** TASK INSTRUCTIONS **
Count every line in the following entries where the word "acord" appears. Give the count alone.

* BEGIN RECORDS FOR THIS EXERCISE *

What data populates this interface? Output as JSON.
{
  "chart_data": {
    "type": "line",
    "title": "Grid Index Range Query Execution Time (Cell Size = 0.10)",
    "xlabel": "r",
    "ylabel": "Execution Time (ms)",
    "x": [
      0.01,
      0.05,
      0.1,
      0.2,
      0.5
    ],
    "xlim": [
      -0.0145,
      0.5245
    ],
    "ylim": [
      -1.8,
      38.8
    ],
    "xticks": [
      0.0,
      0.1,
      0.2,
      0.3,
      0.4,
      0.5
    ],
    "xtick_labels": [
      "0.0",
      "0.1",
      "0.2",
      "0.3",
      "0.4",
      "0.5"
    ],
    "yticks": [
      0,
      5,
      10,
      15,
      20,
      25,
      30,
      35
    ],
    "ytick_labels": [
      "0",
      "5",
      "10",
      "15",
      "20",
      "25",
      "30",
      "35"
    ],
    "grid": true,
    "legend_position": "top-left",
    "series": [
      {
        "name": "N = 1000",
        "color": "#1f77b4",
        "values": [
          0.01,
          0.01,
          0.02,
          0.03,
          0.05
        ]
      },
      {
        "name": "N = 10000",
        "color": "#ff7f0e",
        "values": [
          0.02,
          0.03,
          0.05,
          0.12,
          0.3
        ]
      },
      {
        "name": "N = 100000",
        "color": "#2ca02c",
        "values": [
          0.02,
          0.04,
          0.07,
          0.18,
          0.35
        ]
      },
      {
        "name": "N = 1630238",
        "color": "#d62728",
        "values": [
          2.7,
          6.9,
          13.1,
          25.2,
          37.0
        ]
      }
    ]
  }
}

* END RECORDS FOR THIS EXERCISE *
* BEGIN RECORDS FOR THIS EXERCISE *

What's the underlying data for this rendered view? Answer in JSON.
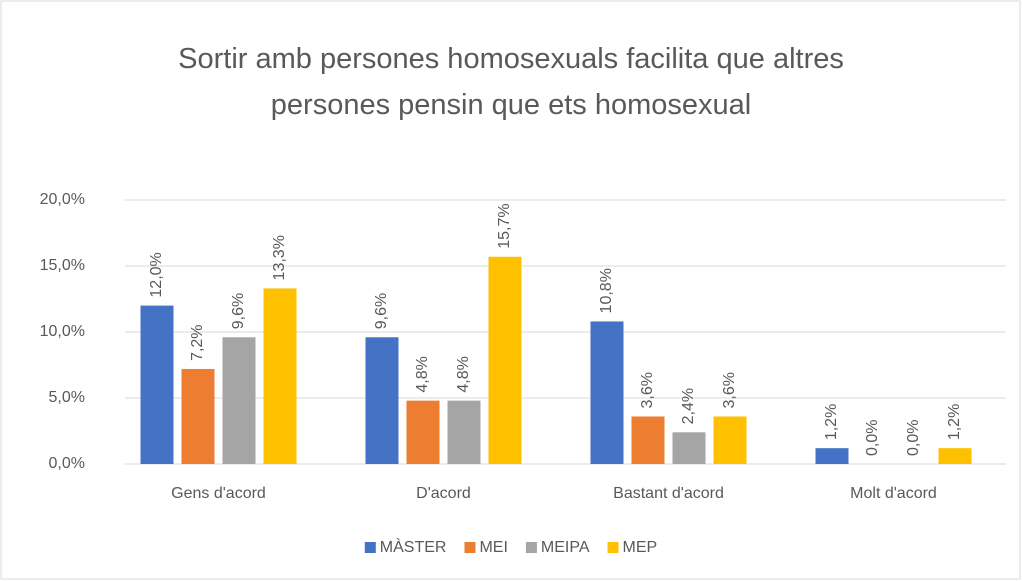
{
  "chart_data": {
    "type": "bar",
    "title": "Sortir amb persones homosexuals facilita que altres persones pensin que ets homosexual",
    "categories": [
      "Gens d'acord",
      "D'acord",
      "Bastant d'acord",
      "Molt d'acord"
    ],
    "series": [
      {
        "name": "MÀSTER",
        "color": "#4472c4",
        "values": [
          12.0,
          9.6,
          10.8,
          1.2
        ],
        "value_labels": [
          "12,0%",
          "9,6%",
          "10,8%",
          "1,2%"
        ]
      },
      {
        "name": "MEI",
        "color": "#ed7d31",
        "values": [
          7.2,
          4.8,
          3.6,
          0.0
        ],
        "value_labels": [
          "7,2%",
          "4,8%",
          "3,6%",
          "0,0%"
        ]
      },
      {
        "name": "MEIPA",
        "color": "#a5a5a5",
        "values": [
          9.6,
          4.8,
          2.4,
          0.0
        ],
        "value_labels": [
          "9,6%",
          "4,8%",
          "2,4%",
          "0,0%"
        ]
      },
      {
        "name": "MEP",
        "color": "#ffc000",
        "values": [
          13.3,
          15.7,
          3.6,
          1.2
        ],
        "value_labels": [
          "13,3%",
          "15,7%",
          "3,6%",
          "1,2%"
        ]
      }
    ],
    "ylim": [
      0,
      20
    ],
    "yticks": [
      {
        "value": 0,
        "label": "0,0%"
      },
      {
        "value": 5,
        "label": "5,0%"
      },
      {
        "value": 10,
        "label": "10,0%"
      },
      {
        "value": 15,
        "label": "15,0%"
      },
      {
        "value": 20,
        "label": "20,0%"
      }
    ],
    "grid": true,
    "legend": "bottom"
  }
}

* END RECORDS FOR THIS EXERCISE *
* BEGIN RECORDS FOR THIS EXERCISE *

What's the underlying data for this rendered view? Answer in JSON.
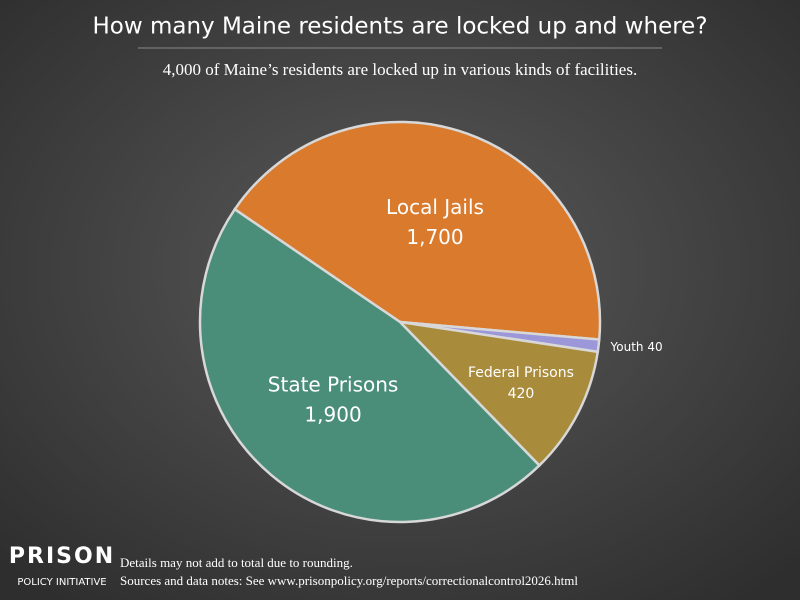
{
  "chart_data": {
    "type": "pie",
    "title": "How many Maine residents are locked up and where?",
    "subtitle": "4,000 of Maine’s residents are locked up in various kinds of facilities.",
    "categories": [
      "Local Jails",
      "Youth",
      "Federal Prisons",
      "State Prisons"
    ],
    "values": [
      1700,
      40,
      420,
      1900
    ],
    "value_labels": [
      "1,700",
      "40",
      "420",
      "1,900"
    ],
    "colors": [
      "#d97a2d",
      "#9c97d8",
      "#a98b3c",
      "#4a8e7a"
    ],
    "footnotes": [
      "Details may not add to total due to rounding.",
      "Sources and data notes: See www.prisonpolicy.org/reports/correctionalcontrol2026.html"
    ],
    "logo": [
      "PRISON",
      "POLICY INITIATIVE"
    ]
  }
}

* END RECORDS FOR THIS EXERCISE *

** ANSWER TO THIS PROBLEM **
4